» **WRITTEN TASK 1**
Answer these questions from the article on the Hariri assassination trial:
(a) Which Hezbollah leader had Rafik Hariri been meeting secretly each week?
(b) In which town and country did the trial start?
(c) How many Hezbollah members are charged in the assassination?

» **PASSAGE SHOWN**

** START **

Hezbollah on trial for Hariri killing, but what was its motive?

Former Lebanon Prime Minister Rafik Hariri was a pragmatist who had been holding secret weekly meetings with Hezbollah leader Hassan Nasrallah in the months leading up to his assassination.

Judges in the trial of four Hezbollah men charged in the assassination of former Lebanese Prime Minister Rafik Hariri sit behind a scale model of the Beirut blast scene. The trial started Jan. 16 in Leidschendam, Netherlands.

Toussaint Kluiters/AP

January 16, 2014

Prosecutors today laid out what they say is a detailed, solid case against four members of Hezbollah charged with the 2005 assassination of a former Lebanese prime minister. But their investigation has glossed over a critical point: Hezbollah did not seem to have sufficient autonomy, or even motivation, to kill Rafik Hariri.

** END **

» **ENTRIES SHOWN**
** START **

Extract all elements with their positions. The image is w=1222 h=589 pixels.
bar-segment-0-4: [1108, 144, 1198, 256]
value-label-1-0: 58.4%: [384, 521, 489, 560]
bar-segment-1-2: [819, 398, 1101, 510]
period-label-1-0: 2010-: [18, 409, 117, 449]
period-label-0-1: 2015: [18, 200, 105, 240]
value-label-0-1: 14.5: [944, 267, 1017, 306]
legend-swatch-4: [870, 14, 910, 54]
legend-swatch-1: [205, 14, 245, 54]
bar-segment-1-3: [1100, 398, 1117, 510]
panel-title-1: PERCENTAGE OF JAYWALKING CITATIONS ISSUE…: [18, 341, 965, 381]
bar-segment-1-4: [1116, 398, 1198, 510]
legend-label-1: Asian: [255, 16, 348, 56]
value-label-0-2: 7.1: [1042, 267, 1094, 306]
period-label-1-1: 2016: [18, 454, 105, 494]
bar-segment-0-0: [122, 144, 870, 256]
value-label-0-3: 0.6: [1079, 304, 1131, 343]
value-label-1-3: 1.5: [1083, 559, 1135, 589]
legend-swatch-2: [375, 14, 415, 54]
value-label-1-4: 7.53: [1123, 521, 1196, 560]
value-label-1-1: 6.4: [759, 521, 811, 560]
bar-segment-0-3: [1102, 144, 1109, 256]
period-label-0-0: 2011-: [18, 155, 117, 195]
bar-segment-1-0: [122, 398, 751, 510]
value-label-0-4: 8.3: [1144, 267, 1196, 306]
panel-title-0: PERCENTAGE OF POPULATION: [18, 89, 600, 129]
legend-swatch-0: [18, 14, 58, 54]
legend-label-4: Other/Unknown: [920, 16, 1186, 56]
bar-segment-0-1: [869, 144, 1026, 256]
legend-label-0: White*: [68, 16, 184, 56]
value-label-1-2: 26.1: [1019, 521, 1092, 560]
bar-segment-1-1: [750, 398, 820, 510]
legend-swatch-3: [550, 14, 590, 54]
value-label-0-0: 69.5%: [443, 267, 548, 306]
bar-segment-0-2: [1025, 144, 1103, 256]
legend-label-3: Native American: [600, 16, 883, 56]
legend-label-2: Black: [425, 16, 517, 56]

** END **
** START **

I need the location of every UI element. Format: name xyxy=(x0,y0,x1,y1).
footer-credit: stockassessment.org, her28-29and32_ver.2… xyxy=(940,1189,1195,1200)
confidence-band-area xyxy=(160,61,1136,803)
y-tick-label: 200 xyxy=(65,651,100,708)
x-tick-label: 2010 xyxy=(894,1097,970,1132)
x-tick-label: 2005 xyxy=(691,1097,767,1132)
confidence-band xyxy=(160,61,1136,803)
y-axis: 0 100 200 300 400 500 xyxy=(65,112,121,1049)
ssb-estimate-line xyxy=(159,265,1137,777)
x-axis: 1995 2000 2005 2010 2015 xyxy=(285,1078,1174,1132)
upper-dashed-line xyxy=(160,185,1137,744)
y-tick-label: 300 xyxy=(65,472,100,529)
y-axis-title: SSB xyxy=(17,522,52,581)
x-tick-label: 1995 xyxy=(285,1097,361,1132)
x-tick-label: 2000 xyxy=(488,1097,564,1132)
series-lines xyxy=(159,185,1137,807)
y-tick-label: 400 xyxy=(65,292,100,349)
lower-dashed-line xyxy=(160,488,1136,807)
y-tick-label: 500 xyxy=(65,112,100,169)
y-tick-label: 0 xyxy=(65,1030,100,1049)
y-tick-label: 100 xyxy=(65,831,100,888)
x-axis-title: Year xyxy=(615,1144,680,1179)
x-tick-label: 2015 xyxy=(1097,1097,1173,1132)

** END **

» **WRITTEN TASK 2**
Duplicate the rows verbatim, beginning at the row that contains "I need the location" and stopping after the row that contains "x-tick-label: 2015 xyxy=(1097,1097,1173,1132)".

» **FINAL RESULT 1**
(a) Hassan Nasrallah
(b) Leidschendam, Netherlands
(c) Four

» **FINAL RESULT 2**
I need the location of every UI element. Format: name xyxy=(x0,y0,x1,y1).
footer-credit: stockassessment.org, her28-29and32_ver.2… xyxy=(940,1189,1195,1200)
confidence-band-area xyxy=(160,61,1136,803)
y-tick-label: 200 xyxy=(65,651,100,708)
x-tick-label: 2010 xyxy=(894,1097,970,1132)
x-tick-label: 2005 xyxy=(691,1097,767,1132)
confidence-band xyxy=(160,61,1136,803)
y-axis: 0 100 200 300 400 500 xyxy=(65,112,121,1049)
ssb-estimate-line xyxy=(159,265,1137,777)
x-axis: 1995 2000 2005 2010 2015 xyxy=(285,1078,1174,1132)
upper-dashed-line xyxy=(160,185,1137,744)
y-tick-label: 300 xyxy=(65,472,100,529)
y-axis-title: SSB xyxy=(17,522,52,581)
x-tick-label: 1995 xyxy=(285,1097,361,1132)
x-tick-label: 2000 xyxy=(488,1097,564,1132)
series-lines xyxy=(159,185,1137,807)
y-tick-label: 400 xyxy=(65,292,100,349)
lower-dashed-line xyxy=(160,488,1136,807)
y-tick-label: 500 xyxy=(65,112,100,169)
y-tick-label: 0 xyxy=(65,1030,100,1049)
y-tick-label: 100 xyxy=(65,831,100,888)
x-axis-title: Year xyxy=(615,1144,680,1179)
x-tick-label: 2015 xyxy=(1097,1097,1173,1132)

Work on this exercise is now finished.